Extract each line of the material that follows exactly and omit its pictures.

__Exercise materials__.

* * * * * * * * *

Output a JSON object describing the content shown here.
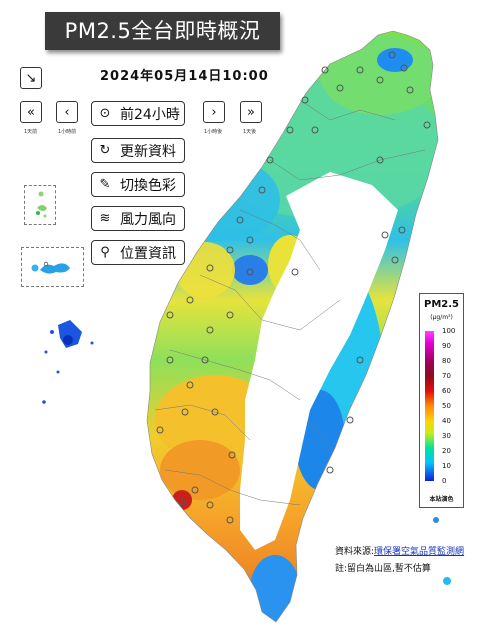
{
  "header": {
    "title": "PM2.5全台即時概況",
    "timestamp": "2024年05月14日10:00"
  },
  "step_labels": {
    "first": "1天前",
    "prev": "1小時前",
    "next": "1小時後",
    "last": "1天後"
  },
  "menu": {
    "back24": "前24小時",
    "refresh": "更新資料",
    "color": "切換色彩",
    "wind": "風力風向",
    "location": "位置資訊"
  },
  "legend": {
    "title": "PM2.5",
    "unit": "(μg/m³)",
    "ticks": [
      "100",
      "90",
      "80",
      "70",
      "60",
      "50",
      "40",
      "30",
      "20",
      "10",
      "0"
    ],
    "station_note": "本站演色"
  },
  "footer": {
    "source_prefix": "資料來源:",
    "source_link": "環保署空氣品質監測網",
    "note": "註:留白為山區,暫不估算"
  },
  "colors": {
    "title_bg": "#3a3a3a",
    "link": "#1536b8"
  }
}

* * * * * * * * *

__Response below__.
Output a JSON object describing the content shown here.
{
  "header": {
    "title": "PM2.5全台即時概況",
    "timestamp": "2024年05月14日10:00"
  },
  "step_labels": {
    "first": "1天前",
    "prev": "1小時前",
    "next": "1小時後",
    "last": "1天後"
  },
  "menu": {
    "back24": "前24小時",
    "refresh": "更新資料",
    "color": "切換色彩",
    "wind": "風力風向",
    "location": "位置資訊"
  },
  "legend": {
    "title": "PM2.5",
    "unit": "(μg/m³)",
    "ticks": [
      "100",
      "90",
      "80",
      "70",
      "60",
      "50",
      "40",
      "30",
      "20",
      "10",
      "0"
    ],
    "station_note": "本站演色"
  },
  "footer": {
    "source_prefix": "資料來源:",
    "source_link": "環保署空氣品質監測網",
    "note": "註:留白為山區,暫不估算"
  },
  "colors": {
    "title_bg": "#3a3a3a",
    "link": "#1536b8"
  }
}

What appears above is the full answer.